> _Instructions for the task_
Copy every entry word for word. Skip the pictures.

> _Input rows_
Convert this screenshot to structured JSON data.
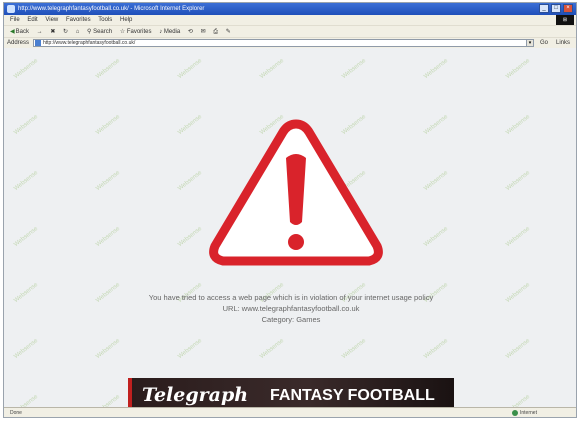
{
  "window": {
    "title": "http://www.telegraphfantasyfootball.co.uk/ - Microsoft Internet Explorer",
    "buttons": [
      "_",
      "□",
      "×"
    ]
  },
  "menu": {
    "items": [
      "File",
      "Edit",
      "View",
      "Favorites",
      "Tools",
      "Help"
    ]
  },
  "toolbar": {
    "back": "Back",
    "forward": "→",
    "search": "Search",
    "favorites": "Favorites",
    "media": "Media"
  },
  "address": {
    "label": "Address",
    "url": "http://www.telegraphfantasyfootball.co.uk/",
    "go": "Go",
    "links": "Links"
  },
  "watermark_text": "Websense",
  "warning": {
    "icon": "warning-triangle-icon",
    "message": "You have tried to access a web page which is in violation of your internet usage policy",
    "url_line": "URL: www.telegraphfantasyfootball.co.uk",
    "category_line": "Category: Games"
  },
  "banner": {
    "brand": "Telegraph",
    "product": "FANTASY FOOTBALL"
  },
  "status": {
    "text": "Done",
    "zone": "Internet"
  },
  "colors": {
    "warning_red": "#d9232b",
    "title_blue": "#2457c5"
  }
}
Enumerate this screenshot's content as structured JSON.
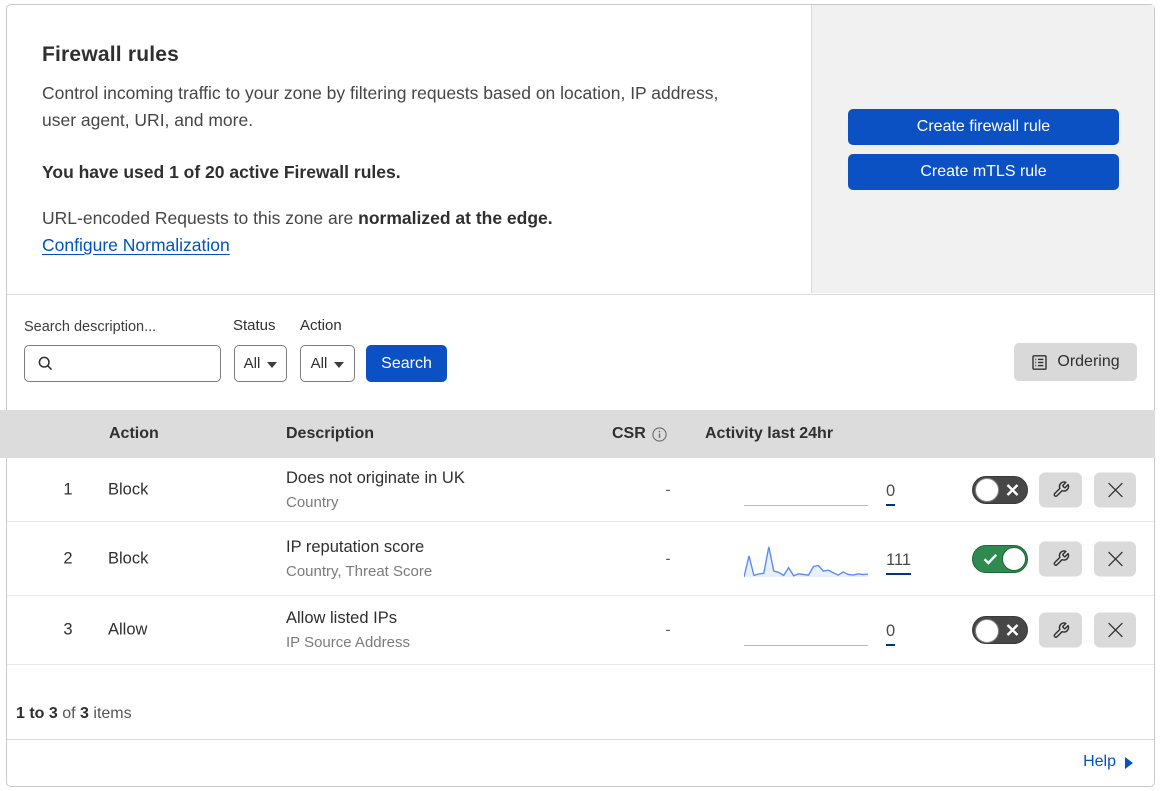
{
  "header": {
    "title": "Firewall rules",
    "description": "Control incoming traffic to your zone by filtering requests based on location, IP address, user agent, URI, and more.",
    "usage_note": "You have used 1 of 20 active Firewall rules.",
    "normalization_text": "URL-encoded Requests to this zone are ",
    "normalization_bold": "normalized at the edge.",
    "normalization_link": "Configure Normalization",
    "create_firewall_rule_label": "Create firewall rule",
    "create_mtls_rule_label": "Create mTLS rule"
  },
  "filters": {
    "search_label": "Search description...",
    "search_value": "",
    "status_label": "Status",
    "status_value": "All",
    "action_label": "Action",
    "action_value": "All",
    "search_button_label": "Search",
    "ordering_button_label": "Ordering"
  },
  "table": {
    "headers": {
      "action": "Action",
      "description": "Description",
      "csr": "CSR",
      "activity": "Activity last 24hr"
    },
    "rows": [
      {
        "num": "1",
        "action": "Block",
        "description": "Does not originate in UK",
        "criteria": "Country",
        "csr": "-",
        "activity_count": "0",
        "enabled": false
      },
      {
        "num": "2",
        "action": "Block",
        "description": "IP reputation score",
        "criteria": "Country, Threat Score",
        "csr": "-",
        "activity_count": "111",
        "enabled": true
      },
      {
        "num": "3",
        "action": "Allow",
        "description": "Allow listed IPs",
        "criteria": "IP Source Address",
        "csr": "-",
        "activity_count": "0",
        "enabled": false
      }
    ]
  },
  "pagination": {
    "range": "1 to 3",
    "of_text": " of ",
    "total": "3",
    "items_text": " items"
  },
  "help_label": "Help",
  "colors": {
    "accent_blue": "#0b51c4",
    "link_blue": "#0051c3",
    "toggle_green": "#2e8a4f",
    "toggle_gray": "#474747",
    "spark_line": "#5b8def",
    "count_underline": "#003681"
  },
  "chart_data": [
    {
      "type": "area",
      "row": 1,
      "title": "Activity last 24hr - rule 1 (flat, zero requests)",
      "total": 0,
      "values": [
        0,
        0,
        0,
        0,
        0,
        0,
        0,
        0,
        0,
        0,
        0,
        0,
        0,
        0,
        0,
        0,
        0,
        0,
        0,
        0,
        0,
        0,
        0,
        0,
        0,
        0
      ]
    },
    {
      "type": "area",
      "row": 2,
      "title": "Activity last 24hr - rule 2 sparkline (relative request volume)",
      "total": 111,
      "ylim": [
        0,
        1
      ],
      "values": [
        0,
        0.68,
        0.05,
        0.1,
        0.12,
        0.97,
        0.19,
        0.15,
        0.05,
        0.3,
        0.04,
        0.1,
        0.08,
        0.06,
        0.34,
        0.37,
        0.19,
        0.22,
        0.14,
        0.06,
        0.16,
        0.08,
        0.06,
        0.1,
        0.08,
        0.09
      ]
    },
    {
      "type": "area",
      "row": 3,
      "title": "Activity last 24hr - rule 3 (flat, zero requests)",
      "total": 0,
      "values": [
        0,
        0,
        0,
        0,
        0,
        0,
        0,
        0,
        0,
        0,
        0,
        0,
        0,
        0,
        0,
        0,
        0,
        0,
        0,
        0,
        0,
        0,
        0,
        0,
        0,
        0
      ]
    }
  ]
}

> _Task result_
Convert this screenshot to structured JSON data.
{
  "window": {
    "title": "http://www.telegraphfantasyfootball.co.uk/ - Microsoft Internet Explorer",
    "buttons": [
      "_",
      "□",
      "×"
    ]
  },
  "menu": {
    "items": [
      "File",
      "Edit",
      "View",
      "Favorites",
      "Tools",
      "Help"
    ]
  },
  "toolbar": {
    "back": "Back",
    "forward": "→",
    "search": "Search",
    "favorites": "Favorites",
    "media": "Media"
  },
  "address": {
    "label": "Address",
    "url": "http://www.telegraphfantasyfootball.co.uk/",
    "go": "Go",
    "links": "Links"
  },
  "watermark_text": "Websense",
  "warning": {
    "icon": "warning-triangle-icon",
    "message": "You have tried to access a web page which is in violation of your internet usage policy",
    "url_line": "URL: www.telegraphfantasyfootball.co.uk",
    "category_line": "Category: Games"
  },
  "banner": {
    "brand": "Telegraph",
    "product": "FANTASY FOOTBALL"
  },
  "status": {
    "text": "Done",
    "zone": "Internet"
  },
  "colors": {
    "warning_red": "#d9232b",
    "title_blue": "#2457c5"
  }
}
Enumerate this screenshot's content as structured JSON.
{
  "header": {
    "title": "Firewall rules",
    "description": "Control incoming traffic to your zone by filtering requests based on location, IP address, user agent, URI, and more.",
    "usage_note": "You have used 1 of 20 active Firewall rules.",
    "normalization_text": "URL-encoded Requests to this zone are ",
    "normalization_bold": "normalized at the edge.",
    "normalization_link": "Configure Normalization",
    "create_firewall_rule_label": "Create firewall rule",
    "create_mtls_rule_label": "Create mTLS rule"
  },
  "filters": {
    "search_label": "Search description...",
    "search_value": "",
    "status_label": "Status",
    "status_value": "All",
    "action_label": "Action",
    "action_value": "All",
    "search_button_label": "Search",
    "ordering_button_label": "Ordering"
  },
  "table": {
    "headers": {
      "action": "Action",
      "description": "Description",
      "csr": "CSR",
      "activity": "Activity last 24hr"
    },
    "rows": [
      {
        "num": "1",
        "action": "Block",
        "description": "Does not originate in UK",
        "criteria": "Country",
        "csr": "-",
        "activity_count": "0",
        "enabled": false
      },
      {
        "num": "2",
        "action": "Block",
        "description": "IP reputation score",
        "criteria": "Country, Threat Score",
        "csr": "-",
        "activity_count": "111",
        "enabled": true
      },
      {
        "num": "3",
        "action": "Allow",
        "description": "Allow listed IPs",
        "criteria": "IP Source Address",
        "csr": "-",
        "activity_count": "0",
        "enabled": false
      }
    ]
  },
  "pagination": {
    "range": "1 to 3",
    "of_text": " of ",
    "total": "3",
    "items_text": " items"
  },
  "help_label": "Help",
  "colors": {
    "accent_blue": "#0b51c4",
    "link_blue": "#0051c3",
    "toggle_green": "#2e8a4f",
    "toggle_gray": "#474747",
    "spark_line": "#5b8def",
    "count_underline": "#003681"
  },
  "chart_data": [
    {
      "type": "area",
      "row": 1,
      "title": "Activity last 24hr - rule 1 (flat, zero requests)",
      "total": 0,
      "values": [
        0,
        0,
        0,
        0,
        0,
        0,
        0,
        0,
        0,
        0,
        0,
        0,
        0,
        0,
        0,
        0,
        0,
        0,
        0,
        0,
        0,
        0,
        0,
        0,
        0,
        0
      ]
    },
    {
      "type": "area",
      "row": 2,
      "title": "Activity last 24hr - rule 2 sparkline (relative request volume)",
      "total": 111,
      "ylim": [
        0,
        1
      ],
      "values": [
        0,
        0.68,
        0.05,
        0.1,
        0.12,
        0.97,
        0.19,
        0.15,
        0.05,
        0.3,
        0.04,
        0.1,
        0.08,
        0.06,
        0.34,
        0.37,
        0.19,
        0.22,
        0.14,
        0.06,
        0.16,
        0.08,
        0.06,
        0.1,
        0.08,
        0.09
      ]
    },
    {
      "type": "area",
      "row": 3,
      "title": "Activity last 24hr - rule 3 (flat, zero requests)",
      "total": 0,
      "values": [
        0,
        0,
        0,
        0,
        0,
        0,
        0,
        0,
        0,
        0,
        0,
        0,
        0,
        0,
        0,
        0,
        0,
        0,
        0,
        0,
        0,
        0,
        0,
        0,
        0,
        0
      ]
    }
  ]
}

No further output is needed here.